## YOUR TASK
Below are entries to be transcribed exactly; exclude the pictures from the copy.

## LISTED RECORDS
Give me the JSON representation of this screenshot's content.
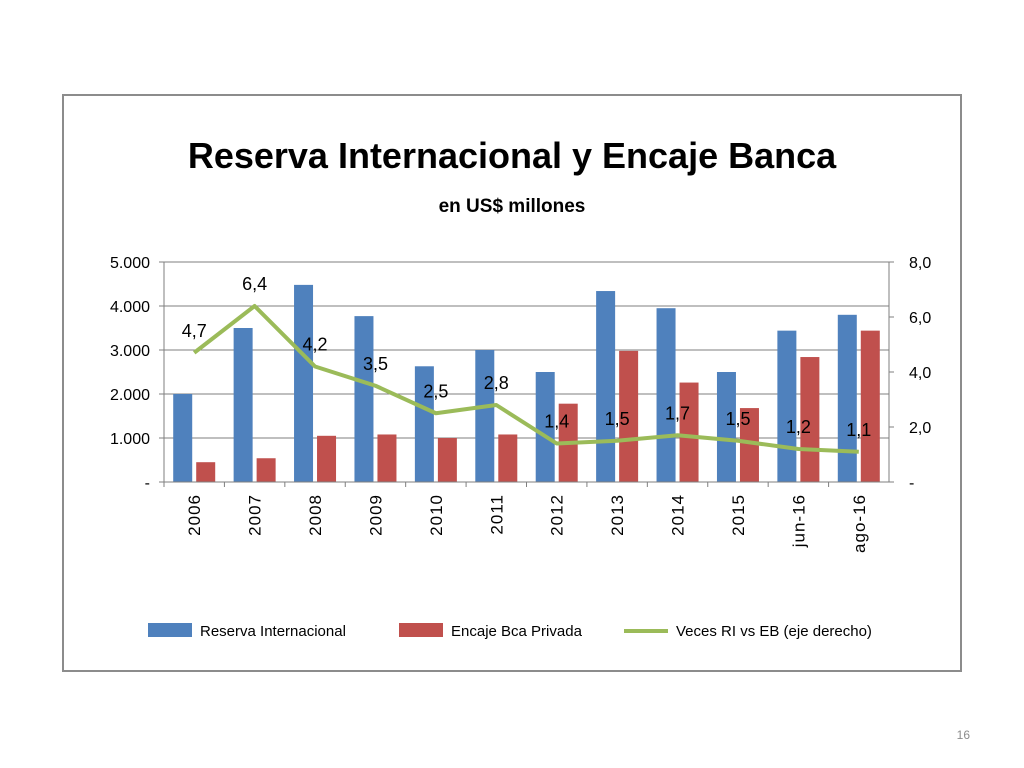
{
  "page": {
    "number": "16"
  },
  "chart_data": {
    "type": "bar",
    "title": "Reserva Internacional y Encaje Banca",
    "subtitle": "en US$ millones",
    "categories": [
      "2006",
      "2007",
      "2008",
      "2009",
      "2010",
      "2011",
      "2012",
      "2013",
      "2014",
      "2015",
      "jun-16",
      "ago-16"
    ],
    "series": [
      {
        "name": "Reserva Internacional",
        "type": "bar",
        "axis": "left",
        "color": "#4f81bd",
        "values": [
          2000,
          3500,
          4480,
          3770,
          2630,
          3000,
          2500,
          4340,
          3950,
          2500,
          3440,
          3800
        ]
      },
      {
        "name": "Encaje Bca Privada",
        "type": "bar",
        "axis": "left",
        "color": "#c0504d",
        "values": [
          450,
          540,
          1050,
          1080,
          1000,
          1080,
          1780,
          2980,
          2260,
          1680,
          2840,
          3440
        ]
      },
      {
        "name": "Veces RI vs EB (eje derecho)",
        "type": "line",
        "axis": "right",
        "color": "#9bbb59",
        "values": [
          4.7,
          6.4,
          4.2,
          3.5,
          2.5,
          2.8,
          1.4,
          1.5,
          1.7,
          1.5,
          1.2,
          1.1
        ],
        "labels": [
          "4,7",
          "6,4",
          "4,2",
          "3,5",
          "2,5",
          "2,8",
          "1,4",
          "1,5",
          "1,7",
          "1,5",
          "1,2",
          "1,1"
        ]
      }
    ],
    "left_axis": {
      "range": [
        0,
        5000
      ],
      "ticks": [
        0,
        1000,
        2000,
        3000,
        4000,
        5000
      ],
      "tick_labels": [
        "-",
        "1.000",
        "2.000",
        "3.000",
        "4.000",
        "5.000"
      ]
    },
    "right_axis": {
      "range": [
        0,
        8
      ],
      "ticks": [
        0,
        2,
        4,
        6,
        8
      ],
      "tick_labels": [
        "-",
        "2,0",
        "4,0",
        "6,0",
        "8,0"
      ]
    },
    "grid": true,
    "legend_position": "bottom"
  }
}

## ANSWER BELOW
Give me the JSON representation of this screenshot's content.
{
  "page": {
    "number": "16"
  },
  "chart_data": {
    "type": "bar",
    "title": "Reserva Internacional y Encaje Banca",
    "subtitle": "en US$ millones",
    "categories": [
      "2006",
      "2007",
      "2008",
      "2009",
      "2010",
      "2011",
      "2012",
      "2013",
      "2014",
      "2015",
      "jun-16",
      "ago-16"
    ],
    "series": [
      {
        "name": "Reserva Internacional",
        "type": "bar",
        "axis": "left",
        "color": "#4f81bd",
        "values": [
          2000,
          3500,
          4480,
          3770,
          2630,
          3000,
          2500,
          4340,
          3950,
          2500,
          3440,
          3800
        ]
      },
      {
        "name": "Encaje Bca Privada",
        "type": "bar",
        "axis": "left",
        "color": "#c0504d",
        "values": [
          450,
          540,
          1050,
          1080,
          1000,
          1080,
          1780,
          2980,
          2260,
          1680,
          2840,
          3440
        ]
      },
      {
        "name": "Veces RI vs EB (eje derecho)",
        "type": "line",
        "axis": "right",
        "color": "#9bbb59",
        "values": [
          4.7,
          6.4,
          4.2,
          3.5,
          2.5,
          2.8,
          1.4,
          1.5,
          1.7,
          1.5,
          1.2,
          1.1
        ],
        "labels": [
          "4,7",
          "6,4",
          "4,2",
          "3,5",
          "2,5",
          "2,8",
          "1,4",
          "1,5",
          "1,7",
          "1,5",
          "1,2",
          "1,1"
        ]
      }
    ],
    "left_axis": {
      "range": [
        0,
        5000
      ],
      "ticks": [
        0,
        1000,
        2000,
        3000,
        4000,
        5000
      ],
      "tick_labels": [
        "-",
        "1.000",
        "2.000",
        "3.000",
        "4.000",
        "5.000"
      ]
    },
    "right_axis": {
      "range": [
        0,
        8
      ],
      "ticks": [
        0,
        2,
        4,
        6,
        8
      ],
      "tick_labels": [
        "-",
        "2,0",
        "4,0",
        "6,0",
        "8,0"
      ]
    },
    "grid": true,
    "legend_position": "bottom"
  }
}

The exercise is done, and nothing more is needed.